OBJECTIVE
Collect all lines from the records below that include the word "chevron".

SUPPLIED RECORDS
>> Begin

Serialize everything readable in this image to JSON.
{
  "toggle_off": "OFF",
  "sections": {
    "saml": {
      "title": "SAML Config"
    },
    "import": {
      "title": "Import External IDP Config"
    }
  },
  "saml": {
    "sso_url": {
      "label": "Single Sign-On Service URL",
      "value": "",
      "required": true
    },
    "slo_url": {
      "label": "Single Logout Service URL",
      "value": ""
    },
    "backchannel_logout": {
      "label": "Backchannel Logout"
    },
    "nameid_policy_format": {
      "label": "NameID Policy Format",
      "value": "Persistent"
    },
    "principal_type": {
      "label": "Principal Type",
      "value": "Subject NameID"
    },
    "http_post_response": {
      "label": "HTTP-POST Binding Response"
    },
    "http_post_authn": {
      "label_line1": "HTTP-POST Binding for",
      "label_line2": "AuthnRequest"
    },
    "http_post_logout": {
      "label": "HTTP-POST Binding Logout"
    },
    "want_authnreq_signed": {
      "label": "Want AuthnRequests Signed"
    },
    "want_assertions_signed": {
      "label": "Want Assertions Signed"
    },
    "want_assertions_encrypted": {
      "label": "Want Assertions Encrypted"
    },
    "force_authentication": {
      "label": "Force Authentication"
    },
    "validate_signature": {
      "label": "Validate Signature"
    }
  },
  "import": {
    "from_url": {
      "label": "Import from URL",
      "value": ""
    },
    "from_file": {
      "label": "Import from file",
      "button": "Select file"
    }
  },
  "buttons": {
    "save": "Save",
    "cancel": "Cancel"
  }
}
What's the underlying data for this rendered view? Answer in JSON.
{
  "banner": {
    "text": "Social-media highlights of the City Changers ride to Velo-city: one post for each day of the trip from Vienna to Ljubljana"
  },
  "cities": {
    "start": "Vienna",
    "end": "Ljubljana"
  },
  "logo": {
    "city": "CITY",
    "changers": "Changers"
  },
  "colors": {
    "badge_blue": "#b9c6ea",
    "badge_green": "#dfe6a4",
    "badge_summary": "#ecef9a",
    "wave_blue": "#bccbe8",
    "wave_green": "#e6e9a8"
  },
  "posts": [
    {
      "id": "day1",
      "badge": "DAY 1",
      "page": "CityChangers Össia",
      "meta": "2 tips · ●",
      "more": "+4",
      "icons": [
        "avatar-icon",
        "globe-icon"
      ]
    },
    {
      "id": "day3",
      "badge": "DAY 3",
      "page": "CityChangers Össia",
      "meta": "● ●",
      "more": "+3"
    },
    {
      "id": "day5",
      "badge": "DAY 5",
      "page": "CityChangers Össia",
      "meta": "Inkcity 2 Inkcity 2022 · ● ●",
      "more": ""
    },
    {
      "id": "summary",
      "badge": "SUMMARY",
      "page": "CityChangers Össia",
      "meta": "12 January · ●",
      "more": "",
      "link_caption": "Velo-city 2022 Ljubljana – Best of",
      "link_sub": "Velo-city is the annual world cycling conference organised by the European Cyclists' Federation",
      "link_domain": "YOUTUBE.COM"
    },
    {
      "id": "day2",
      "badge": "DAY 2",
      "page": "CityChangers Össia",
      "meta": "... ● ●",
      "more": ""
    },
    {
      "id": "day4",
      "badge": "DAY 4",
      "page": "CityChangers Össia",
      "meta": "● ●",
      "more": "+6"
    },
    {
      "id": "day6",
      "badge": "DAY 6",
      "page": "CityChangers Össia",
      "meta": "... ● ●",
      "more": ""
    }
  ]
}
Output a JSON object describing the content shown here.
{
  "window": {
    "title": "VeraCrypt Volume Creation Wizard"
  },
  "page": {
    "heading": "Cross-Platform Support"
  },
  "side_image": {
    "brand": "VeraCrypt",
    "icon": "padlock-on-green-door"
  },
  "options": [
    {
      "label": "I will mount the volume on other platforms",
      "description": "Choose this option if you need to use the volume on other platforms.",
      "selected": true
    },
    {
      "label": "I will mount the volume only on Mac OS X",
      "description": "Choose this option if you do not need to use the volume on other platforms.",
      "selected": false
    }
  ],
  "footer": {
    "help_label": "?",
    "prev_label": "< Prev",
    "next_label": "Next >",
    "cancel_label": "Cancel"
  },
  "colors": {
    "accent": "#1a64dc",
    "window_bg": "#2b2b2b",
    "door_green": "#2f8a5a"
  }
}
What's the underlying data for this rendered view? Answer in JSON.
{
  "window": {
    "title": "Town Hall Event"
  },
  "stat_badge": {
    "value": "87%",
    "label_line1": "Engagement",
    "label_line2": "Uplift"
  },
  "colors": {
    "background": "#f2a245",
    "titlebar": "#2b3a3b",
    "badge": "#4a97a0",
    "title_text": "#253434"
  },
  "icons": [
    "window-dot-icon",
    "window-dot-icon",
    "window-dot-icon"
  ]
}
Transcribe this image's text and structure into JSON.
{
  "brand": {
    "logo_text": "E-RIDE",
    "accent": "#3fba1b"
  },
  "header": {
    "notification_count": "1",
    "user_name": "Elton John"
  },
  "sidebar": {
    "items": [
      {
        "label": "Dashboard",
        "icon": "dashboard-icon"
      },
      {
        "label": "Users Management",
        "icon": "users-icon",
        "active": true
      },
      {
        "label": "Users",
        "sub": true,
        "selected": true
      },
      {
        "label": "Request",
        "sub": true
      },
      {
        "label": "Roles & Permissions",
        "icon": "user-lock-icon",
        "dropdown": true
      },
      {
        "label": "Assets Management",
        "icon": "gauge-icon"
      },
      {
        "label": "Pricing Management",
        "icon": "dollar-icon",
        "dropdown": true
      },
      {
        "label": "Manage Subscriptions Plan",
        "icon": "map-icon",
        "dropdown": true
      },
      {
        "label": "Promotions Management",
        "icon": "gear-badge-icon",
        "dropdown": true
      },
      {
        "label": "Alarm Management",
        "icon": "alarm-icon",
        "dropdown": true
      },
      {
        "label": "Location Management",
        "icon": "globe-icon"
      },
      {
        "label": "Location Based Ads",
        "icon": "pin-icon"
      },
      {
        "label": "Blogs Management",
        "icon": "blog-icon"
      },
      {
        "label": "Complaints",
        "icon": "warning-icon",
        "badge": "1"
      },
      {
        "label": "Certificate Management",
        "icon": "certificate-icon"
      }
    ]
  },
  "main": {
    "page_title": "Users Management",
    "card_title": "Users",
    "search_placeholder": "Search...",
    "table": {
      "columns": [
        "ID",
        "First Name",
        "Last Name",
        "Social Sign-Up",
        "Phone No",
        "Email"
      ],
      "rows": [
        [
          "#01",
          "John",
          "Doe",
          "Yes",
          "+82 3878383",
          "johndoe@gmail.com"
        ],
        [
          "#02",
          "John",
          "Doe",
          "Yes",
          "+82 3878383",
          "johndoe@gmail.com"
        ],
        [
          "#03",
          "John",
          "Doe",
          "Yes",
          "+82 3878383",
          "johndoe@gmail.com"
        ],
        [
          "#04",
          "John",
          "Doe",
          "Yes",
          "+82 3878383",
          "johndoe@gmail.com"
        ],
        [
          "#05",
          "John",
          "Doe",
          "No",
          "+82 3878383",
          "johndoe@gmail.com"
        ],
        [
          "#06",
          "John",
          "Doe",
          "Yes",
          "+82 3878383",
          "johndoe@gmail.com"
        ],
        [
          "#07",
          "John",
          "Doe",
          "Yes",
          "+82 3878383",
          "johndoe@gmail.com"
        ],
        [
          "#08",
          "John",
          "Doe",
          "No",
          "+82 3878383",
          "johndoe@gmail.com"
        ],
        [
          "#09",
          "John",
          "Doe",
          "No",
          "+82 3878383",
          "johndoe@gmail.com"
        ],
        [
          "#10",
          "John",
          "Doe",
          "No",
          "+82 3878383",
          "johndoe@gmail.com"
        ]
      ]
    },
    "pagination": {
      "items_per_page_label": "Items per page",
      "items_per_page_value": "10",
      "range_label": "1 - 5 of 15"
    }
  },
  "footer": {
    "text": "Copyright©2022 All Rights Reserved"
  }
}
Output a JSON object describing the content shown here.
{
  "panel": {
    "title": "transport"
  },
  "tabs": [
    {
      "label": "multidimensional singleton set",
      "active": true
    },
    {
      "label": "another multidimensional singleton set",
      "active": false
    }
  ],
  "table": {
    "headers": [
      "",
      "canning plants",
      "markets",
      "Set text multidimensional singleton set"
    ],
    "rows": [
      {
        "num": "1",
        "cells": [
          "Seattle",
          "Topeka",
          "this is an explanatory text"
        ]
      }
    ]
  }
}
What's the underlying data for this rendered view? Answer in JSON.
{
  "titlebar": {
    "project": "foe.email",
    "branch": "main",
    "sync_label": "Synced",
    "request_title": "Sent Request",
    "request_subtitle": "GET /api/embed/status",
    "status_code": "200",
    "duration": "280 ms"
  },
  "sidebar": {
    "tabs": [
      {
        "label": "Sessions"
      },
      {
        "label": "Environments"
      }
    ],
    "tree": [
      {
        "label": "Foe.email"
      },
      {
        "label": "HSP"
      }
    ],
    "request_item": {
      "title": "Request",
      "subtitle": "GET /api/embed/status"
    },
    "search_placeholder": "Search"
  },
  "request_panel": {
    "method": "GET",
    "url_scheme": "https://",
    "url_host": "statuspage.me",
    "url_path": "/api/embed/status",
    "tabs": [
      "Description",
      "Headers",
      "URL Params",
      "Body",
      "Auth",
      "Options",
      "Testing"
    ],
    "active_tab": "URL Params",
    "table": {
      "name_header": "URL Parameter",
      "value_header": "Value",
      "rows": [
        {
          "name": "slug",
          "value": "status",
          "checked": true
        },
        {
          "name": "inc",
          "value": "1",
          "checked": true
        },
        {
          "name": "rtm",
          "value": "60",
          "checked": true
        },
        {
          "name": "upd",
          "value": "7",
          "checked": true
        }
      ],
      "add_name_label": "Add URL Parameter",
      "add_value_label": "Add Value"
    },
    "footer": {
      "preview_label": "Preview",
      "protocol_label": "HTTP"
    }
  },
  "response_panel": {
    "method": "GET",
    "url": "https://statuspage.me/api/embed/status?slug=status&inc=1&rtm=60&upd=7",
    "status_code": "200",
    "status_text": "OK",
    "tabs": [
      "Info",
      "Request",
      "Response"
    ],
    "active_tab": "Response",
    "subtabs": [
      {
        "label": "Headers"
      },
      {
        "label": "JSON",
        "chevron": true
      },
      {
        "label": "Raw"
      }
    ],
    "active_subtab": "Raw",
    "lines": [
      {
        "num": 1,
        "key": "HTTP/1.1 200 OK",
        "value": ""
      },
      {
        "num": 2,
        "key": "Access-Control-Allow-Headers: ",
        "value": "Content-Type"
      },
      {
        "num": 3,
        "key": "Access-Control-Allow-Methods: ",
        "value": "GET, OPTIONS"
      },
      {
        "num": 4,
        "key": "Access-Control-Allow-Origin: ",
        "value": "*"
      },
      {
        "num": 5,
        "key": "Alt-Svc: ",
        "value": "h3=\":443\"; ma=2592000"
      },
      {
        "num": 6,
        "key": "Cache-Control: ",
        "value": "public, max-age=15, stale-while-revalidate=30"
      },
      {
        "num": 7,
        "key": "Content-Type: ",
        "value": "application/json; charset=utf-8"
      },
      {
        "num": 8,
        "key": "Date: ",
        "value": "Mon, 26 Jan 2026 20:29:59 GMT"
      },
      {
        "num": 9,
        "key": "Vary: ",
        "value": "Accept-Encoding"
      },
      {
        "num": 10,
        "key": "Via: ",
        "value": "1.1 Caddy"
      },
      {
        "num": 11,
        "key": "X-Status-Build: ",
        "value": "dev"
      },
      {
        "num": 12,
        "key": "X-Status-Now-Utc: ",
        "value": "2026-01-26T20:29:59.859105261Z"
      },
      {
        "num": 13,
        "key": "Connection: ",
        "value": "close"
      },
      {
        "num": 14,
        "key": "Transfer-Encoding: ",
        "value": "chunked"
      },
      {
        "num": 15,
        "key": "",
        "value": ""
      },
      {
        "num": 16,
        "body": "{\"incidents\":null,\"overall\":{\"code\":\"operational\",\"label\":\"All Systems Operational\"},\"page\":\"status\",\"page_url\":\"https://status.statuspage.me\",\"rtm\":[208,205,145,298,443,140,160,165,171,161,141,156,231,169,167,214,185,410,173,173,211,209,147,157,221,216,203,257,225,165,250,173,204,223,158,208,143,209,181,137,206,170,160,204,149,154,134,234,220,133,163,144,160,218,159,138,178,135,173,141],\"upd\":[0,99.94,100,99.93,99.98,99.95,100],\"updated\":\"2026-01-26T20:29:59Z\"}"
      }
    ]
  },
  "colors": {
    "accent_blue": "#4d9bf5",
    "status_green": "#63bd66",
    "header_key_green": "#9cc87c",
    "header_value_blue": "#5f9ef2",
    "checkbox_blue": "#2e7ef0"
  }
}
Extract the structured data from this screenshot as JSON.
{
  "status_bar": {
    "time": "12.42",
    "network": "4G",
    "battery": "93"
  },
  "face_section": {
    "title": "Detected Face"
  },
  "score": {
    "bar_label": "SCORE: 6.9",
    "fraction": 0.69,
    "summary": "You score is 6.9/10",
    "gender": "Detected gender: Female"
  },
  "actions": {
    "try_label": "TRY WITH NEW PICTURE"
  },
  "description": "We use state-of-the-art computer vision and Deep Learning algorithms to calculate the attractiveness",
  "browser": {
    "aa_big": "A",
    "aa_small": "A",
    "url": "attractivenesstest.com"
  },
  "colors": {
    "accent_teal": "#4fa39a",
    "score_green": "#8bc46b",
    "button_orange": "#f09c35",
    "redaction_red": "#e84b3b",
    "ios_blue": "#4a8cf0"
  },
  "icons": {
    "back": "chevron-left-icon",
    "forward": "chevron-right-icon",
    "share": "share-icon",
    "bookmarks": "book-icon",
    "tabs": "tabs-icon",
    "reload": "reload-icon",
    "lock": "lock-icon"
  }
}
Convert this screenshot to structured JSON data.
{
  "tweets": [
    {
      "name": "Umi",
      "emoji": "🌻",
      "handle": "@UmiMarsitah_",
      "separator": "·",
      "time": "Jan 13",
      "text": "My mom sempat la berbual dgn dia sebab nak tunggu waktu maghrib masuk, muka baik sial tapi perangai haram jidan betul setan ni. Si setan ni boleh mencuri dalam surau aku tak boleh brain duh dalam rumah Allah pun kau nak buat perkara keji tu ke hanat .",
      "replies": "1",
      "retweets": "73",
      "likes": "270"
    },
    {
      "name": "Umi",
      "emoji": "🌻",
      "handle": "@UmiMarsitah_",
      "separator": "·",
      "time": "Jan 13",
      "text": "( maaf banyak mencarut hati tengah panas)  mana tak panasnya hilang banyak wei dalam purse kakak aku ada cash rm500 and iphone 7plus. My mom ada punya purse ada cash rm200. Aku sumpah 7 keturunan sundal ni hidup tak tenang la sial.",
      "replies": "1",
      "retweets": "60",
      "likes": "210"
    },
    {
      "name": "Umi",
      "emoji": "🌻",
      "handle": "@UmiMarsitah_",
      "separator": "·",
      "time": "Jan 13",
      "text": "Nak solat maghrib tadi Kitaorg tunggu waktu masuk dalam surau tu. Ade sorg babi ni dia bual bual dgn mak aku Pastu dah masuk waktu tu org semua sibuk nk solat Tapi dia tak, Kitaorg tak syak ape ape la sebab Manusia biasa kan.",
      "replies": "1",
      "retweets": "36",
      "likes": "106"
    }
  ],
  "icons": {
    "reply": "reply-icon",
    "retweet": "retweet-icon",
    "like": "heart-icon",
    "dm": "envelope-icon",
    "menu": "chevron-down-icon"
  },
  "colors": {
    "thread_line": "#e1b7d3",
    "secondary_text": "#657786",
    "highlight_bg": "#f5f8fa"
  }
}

>> End

TASK ANSWER
        "chevron": true
    "back": "chevron-left-icon",
    "forward": "chevron-right-icon",
    "menu": "chevron-down-icon"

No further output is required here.